(Problem to solve): The data below should be printed in full, exactly, and without any of its images.

___ The input

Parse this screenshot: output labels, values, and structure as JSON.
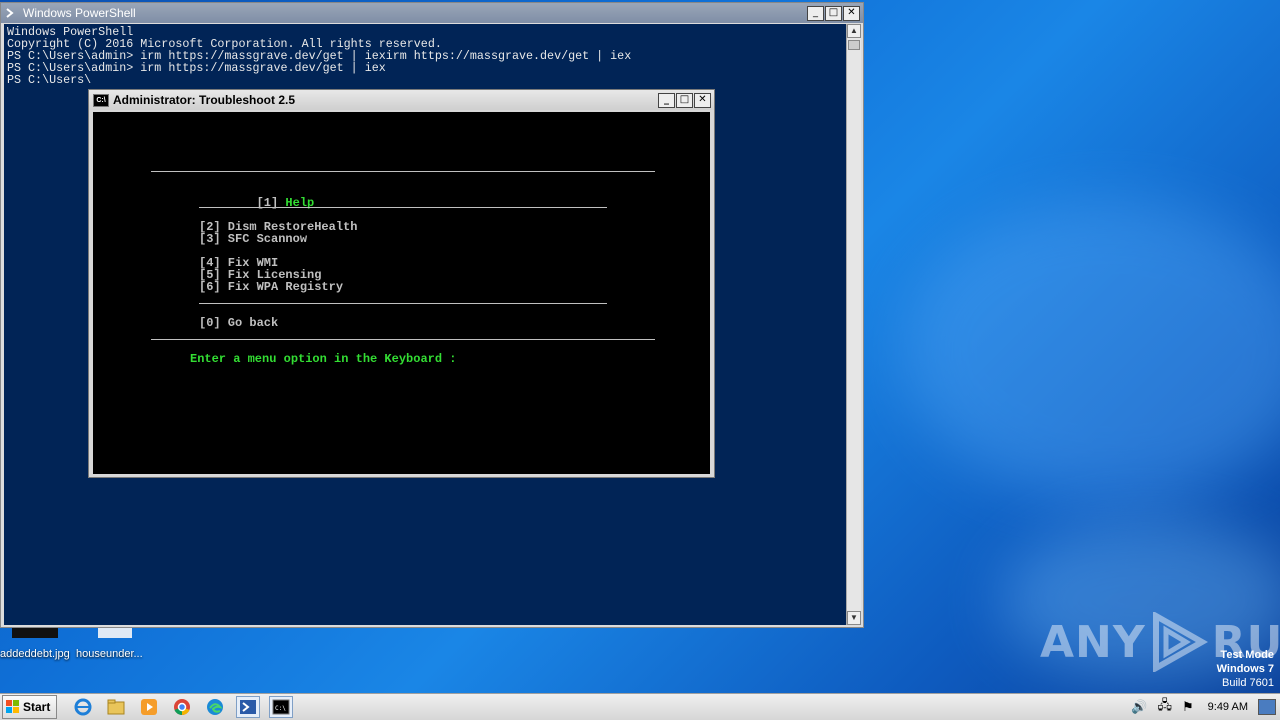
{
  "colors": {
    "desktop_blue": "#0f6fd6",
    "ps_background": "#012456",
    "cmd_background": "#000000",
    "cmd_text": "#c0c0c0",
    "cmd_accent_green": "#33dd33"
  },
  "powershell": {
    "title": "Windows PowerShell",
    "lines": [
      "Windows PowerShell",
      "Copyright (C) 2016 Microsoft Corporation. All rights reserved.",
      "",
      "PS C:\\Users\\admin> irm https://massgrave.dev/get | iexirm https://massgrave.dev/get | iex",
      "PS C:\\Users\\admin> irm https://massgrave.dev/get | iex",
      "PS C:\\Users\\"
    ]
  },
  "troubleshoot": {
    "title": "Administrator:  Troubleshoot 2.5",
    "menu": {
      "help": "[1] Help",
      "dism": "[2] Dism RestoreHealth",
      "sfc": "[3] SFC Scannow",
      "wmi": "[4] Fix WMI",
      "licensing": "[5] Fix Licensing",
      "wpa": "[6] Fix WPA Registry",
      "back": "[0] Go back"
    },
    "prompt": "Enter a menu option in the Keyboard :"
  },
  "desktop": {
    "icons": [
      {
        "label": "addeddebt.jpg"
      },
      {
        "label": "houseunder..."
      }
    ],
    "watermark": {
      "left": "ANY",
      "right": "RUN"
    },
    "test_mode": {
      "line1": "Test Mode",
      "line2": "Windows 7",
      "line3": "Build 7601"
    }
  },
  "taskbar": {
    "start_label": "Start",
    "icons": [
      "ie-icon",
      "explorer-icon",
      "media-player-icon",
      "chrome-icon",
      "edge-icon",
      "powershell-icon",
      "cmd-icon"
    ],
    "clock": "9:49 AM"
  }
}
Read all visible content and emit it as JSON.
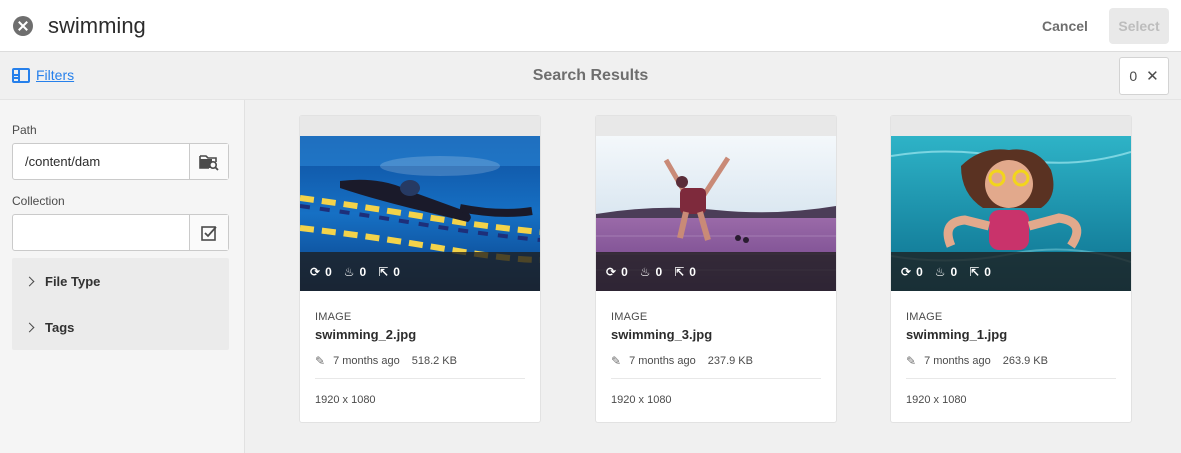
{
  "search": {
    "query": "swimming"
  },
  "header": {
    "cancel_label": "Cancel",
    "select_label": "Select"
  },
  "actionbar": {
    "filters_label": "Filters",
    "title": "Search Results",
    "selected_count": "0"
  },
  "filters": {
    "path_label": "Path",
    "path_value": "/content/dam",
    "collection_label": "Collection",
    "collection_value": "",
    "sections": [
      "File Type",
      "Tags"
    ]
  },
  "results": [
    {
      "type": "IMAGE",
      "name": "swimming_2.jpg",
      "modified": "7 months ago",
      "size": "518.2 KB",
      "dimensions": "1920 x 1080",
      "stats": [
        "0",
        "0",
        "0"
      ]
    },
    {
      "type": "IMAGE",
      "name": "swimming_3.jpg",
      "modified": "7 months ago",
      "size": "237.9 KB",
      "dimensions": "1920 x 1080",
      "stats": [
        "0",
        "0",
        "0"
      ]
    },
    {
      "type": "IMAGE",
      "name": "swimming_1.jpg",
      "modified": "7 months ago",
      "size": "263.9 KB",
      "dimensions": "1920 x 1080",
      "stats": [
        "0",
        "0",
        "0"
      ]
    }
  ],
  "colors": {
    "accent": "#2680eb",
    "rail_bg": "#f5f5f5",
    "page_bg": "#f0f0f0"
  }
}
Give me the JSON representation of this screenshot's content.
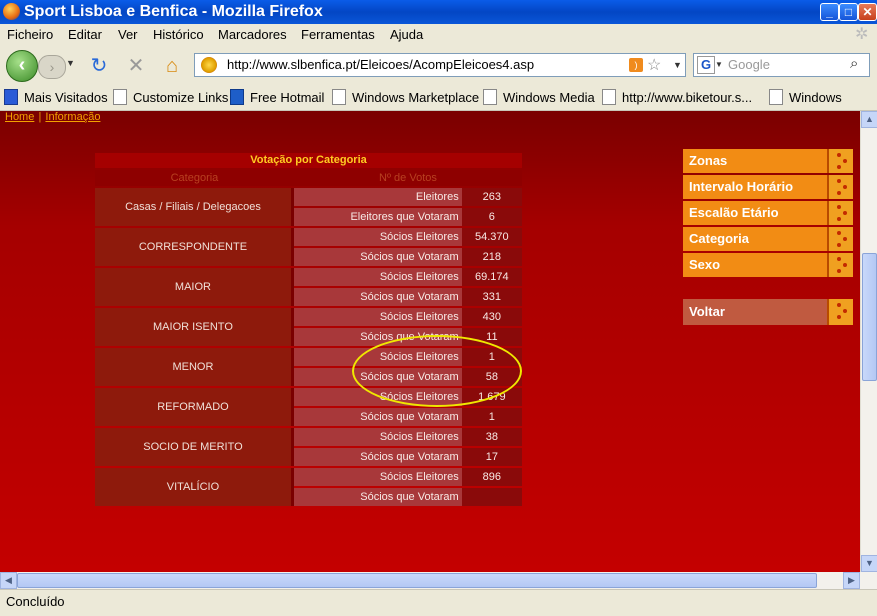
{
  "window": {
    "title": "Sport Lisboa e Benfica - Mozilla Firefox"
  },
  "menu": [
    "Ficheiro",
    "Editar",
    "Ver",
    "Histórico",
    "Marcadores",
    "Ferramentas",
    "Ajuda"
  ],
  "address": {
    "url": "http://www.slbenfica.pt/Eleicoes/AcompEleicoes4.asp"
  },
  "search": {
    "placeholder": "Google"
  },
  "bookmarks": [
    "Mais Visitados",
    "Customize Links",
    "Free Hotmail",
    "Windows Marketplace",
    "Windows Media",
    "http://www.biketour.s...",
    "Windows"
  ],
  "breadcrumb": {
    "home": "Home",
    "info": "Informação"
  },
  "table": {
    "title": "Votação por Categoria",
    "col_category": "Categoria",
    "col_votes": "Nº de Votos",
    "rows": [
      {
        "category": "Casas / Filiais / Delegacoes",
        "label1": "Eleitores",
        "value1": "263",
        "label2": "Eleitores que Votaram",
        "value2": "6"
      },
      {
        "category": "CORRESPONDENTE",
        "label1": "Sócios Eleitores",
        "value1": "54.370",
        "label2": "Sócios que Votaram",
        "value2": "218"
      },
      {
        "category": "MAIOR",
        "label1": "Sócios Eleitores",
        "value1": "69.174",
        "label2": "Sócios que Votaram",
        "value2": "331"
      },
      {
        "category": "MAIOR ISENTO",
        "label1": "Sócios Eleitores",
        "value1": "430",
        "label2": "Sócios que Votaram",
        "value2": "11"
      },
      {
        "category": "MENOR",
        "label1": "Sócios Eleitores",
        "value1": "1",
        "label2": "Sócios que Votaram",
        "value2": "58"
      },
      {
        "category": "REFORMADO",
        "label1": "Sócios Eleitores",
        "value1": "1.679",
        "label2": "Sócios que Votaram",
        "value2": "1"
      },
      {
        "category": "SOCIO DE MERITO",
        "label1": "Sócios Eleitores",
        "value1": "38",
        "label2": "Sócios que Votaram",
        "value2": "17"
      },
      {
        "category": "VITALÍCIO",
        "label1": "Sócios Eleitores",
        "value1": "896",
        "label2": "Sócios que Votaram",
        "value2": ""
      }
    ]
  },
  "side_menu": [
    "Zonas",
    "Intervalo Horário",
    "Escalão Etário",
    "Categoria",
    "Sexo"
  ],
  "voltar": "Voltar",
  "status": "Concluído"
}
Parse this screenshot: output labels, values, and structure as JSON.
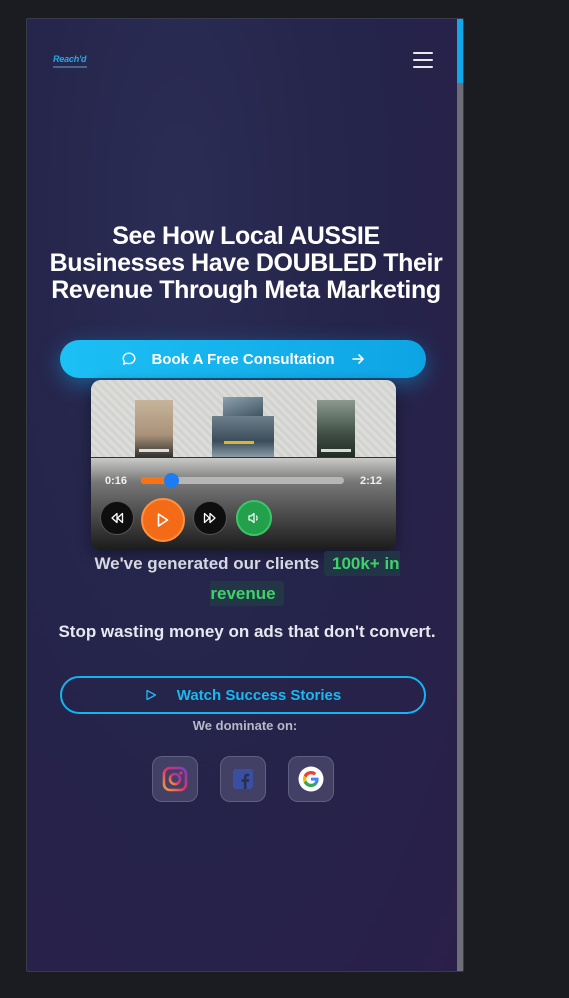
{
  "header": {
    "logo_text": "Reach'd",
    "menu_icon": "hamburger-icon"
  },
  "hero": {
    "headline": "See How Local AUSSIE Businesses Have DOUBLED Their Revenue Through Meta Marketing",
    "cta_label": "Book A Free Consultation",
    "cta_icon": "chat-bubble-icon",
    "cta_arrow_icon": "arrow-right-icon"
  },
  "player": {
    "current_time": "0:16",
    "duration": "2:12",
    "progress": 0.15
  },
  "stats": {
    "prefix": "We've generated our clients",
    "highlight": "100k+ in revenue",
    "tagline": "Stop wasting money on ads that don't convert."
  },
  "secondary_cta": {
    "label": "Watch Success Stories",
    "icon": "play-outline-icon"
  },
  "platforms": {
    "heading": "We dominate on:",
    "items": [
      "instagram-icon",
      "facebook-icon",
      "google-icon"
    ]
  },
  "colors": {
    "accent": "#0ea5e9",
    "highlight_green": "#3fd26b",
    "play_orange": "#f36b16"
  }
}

______

(Problem solution):
Parse this screenshot: output labels, values, and structure as JSON.
{
  "colors": {
    "desktop_blue": "#0f6fd6",
    "ps_background": "#012456",
    "cmd_background": "#000000",
    "cmd_text": "#c0c0c0",
    "cmd_accent_green": "#33dd33"
  },
  "powershell": {
    "title": "Windows PowerShell",
    "lines": [
      "Windows PowerShell",
      "Copyright (C) 2016 Microsoft Corporation. All rights reserved.",
      "",
      "PS C:\\Users\\admin> irm https://massgrave.dev/get | iexirm https://massgrave.dev/get | iex",
      "PS C:\\Users\\admin> irm https://massgrave.dev/get | iex",
      "PS C:\\Users\\"
    ]
  },
  "troubleshoot": {
    "title": "Administrator:  Troubleshoot 2.5",
    "menu": {
      "help": "[1] Help",
      "dism": "[2] Dism RestoreHealth",
      "sfc": "[3] SFC Scannow",
      "wmi": "[4] Fix WMI",
      "licensing": "[5] Fix Licensing",
      "wpa": "[6] Fix WPA Registry",
      "back": "[0] Go back"
    },
    "prompt": "Enter a menu option in the Keyboard :"
  },
  "desktop": {
    "icons": [
      {
        "label": "addeddebt.jpg"
      },
      {
        "label": "houseunder..."
      }
    ],
    "watermark": {
      "left": "ANY",
      "right": "RUN"
    },
    "test_mode": {
      "line1": "Test Mode",
      "line2": "Windows 7",
      "line3": "Build 7601"
    }
  },
  "taskbar": {
    "start_label": "Start",
    "icons": [
      "ie-icon",
      "explorer-icon",
      "media-player-icon",
      "chrome-icon",
      "edge-icon",
      "powershell-icon",
      "cmd-icon"
    ],
    "clock": "9:49 AM"
  }
}
Read all visible content and emit it as JSON.
{
  "search": {
    "query": "swimming"
  },
  "header": {
    "cancel_label": "Cancel",
    "select_label": "Select"
  },
  "actionbar": {
    "filters_label": "Filters",
    "title": "Search Results",
    "selected_count": "0"
  },
  "filters": {
    "path_label": "Path",
    "path_value": "/content/dam",
    "collection_label": "Collection",
    "collection_value": "",
    "sections": [
      "File Type",
      "Tags"
    ]
  },
  "results": [
    {
      "type": "IMAGE",
      "name": "swimming_2.jpg",
      "modified": "7 months ago",
      "size": "518.2 KB",
      "dimensions": "1920 x 1080",
      "stats": [
        "0",
        "0",
        "0"
      ]
    },
    {
      "type": "IMAGE",
      "name": "swimming_3.jpg",
      "modified": "7 months ago",
      "size": "237.9 KB",
      "dimensions": "1920 x 1080",
      "stats": [
        "0",
        "0",
        "0"
      ]
    },
    {
      "type": "IMAGE",
      "name": "swimming_1.jpg",
      "modified": "7 months ago",
      "size": "263.9 KB",
      "dimensions": "1920 x 1080",
      "stats": [
        "0",
        "0",
        "0"
      ]
    }
  ],
  "colors": {
    "accent": "#2680eb",
    "rail_bg": "#f5f5f5",
    "page_bg": "#f0f0f0"
  }
}
Give me the JSON representation of this screenshot's content.
{
  "window": {
    "title": "Sport Lisboa e Benfica - Mozilla Firefox"
  },
  "menu": [
    "Ficheiro",
    "Editar",
    "Ver",
    "Histórico",
    "Marcadores",
    "Ferramentas",
    "Ajuda"
  ],
  "address": {
    "url": "http://www.slbenfica.pt/Eleicoes/AcompEleicoes4.asp"
  },
  "search": {
    "placeholder": "Google"
  },
  "bookmarks": [
    "Mais Visitados",
    "Customize Links",
    "Free Hotmail",
    "Windows Marketplace",
    "Windows Media",
    "http://www.biketour.s...",
    "Windows"
  ],
  "breadcrumb": {
    "home": "Home",
    "info": "Informação"
  },
  "table": {
    "title": "Votação por Categoria",
    "col_category": "Categoria",
    "col_votes": "Nº de Votos",
    "rows": [
      {
        "category": "Casas / Filiais / Delegacoes",
        "label1": "Eleitores",
        "value1": "263",
        "label2": "Eleitores que Votaram",
        "value2": "6"
      },
      {
        "category": "CORRESPONDENTE",
        "label1": "Sócios Eleitores",
        "value1": "54.370",
        "label2": "Sócios que Votaram",
        "value2": "218"
      },
      {
        "category": "MAIOR",
        "label1": "Sócios Eleitores",
        "value1": "69.174",
        "label2": "Sócios que Votaram",
        "value2": "331"
      },
      {
        "category": "MAIOR ISENTO",
        "label1": "Sócios Eleitores",
        "value1": "430",
        "label2": "Sócios que Votaram",
        "value2": "11"
      },
      {
        "category": "MENOR",
        "label1": "Sócios Eleitores",
        "value1": "1",
        "label2": "Sócios que Votaram",
        "value2": "58"
      },
      {
        "category": "REFORMADO",
        "label1": "Sócios Eleitores",
        "value1": "1.679",
        "label2": "Sócios que Votaram",
        "value2": "1"
      },
      {
        "category": "SOCIO DE MERITO",
        "label1": "Sócios Eleitores",
        "value1": "38",
        "label2": "Sócios que Votaram",
        "value2": "17"
      },
      {
        "category": "VITALÍCIO",
        "label1": "Sócios Eleitores",
        "value1": "896",
        "label2": "Sócios que Votaram",
        "value2": ""
      }
    ]
  },
  "side_menu": [
    "Zonas",
    "Intervalo Horário",
    "Escalão Etário",
    "Categoria",
    "Sexo"
  ],
  "voltar": "Voltar",
  "status": "Concluído"
}
Parse this screenshot: output labels, values, and structure as JSON.
{
  "header": {
    "logo_text": "Reach'd",
    "menu_icon": "hamburger-icon"
  },
  "hero": {
    "headline": "See How Local AUSSIE Businesses Have DOUBLED Their Revenue Through Meta Marketing",
    "cta_label": "Book A Free Consultation",
    "cta_icon": "chat-bubble-icon",
    "cta_arrow_icon": "arrow-right-icon"
  },
  "player": {
    "current_time": "0:16",
    "duration": "2:12",
    "progress": 0.15
  },
  "stats": {
    "prefix": "We've generated our clients",
    "highlight": "100k+ in revenue",
    "tagline": "Stop wasting money on ads that don't convert."
  },
  "secondary_cta": {
    "label": "Watch Success Stories",
    "icon": "play-outline-icon"
  },
  "platforms": {
    "heading": "We dominate on:",
    "items": [
      "instagram-icon",
      "facebook-icon",
      "google-icon"
    ]
  },
  "colors": {
    "accent": "#0ea5e9",
    "highlight_green": "#3fd26b",
    "play_orange": "#f36b16"
  }
}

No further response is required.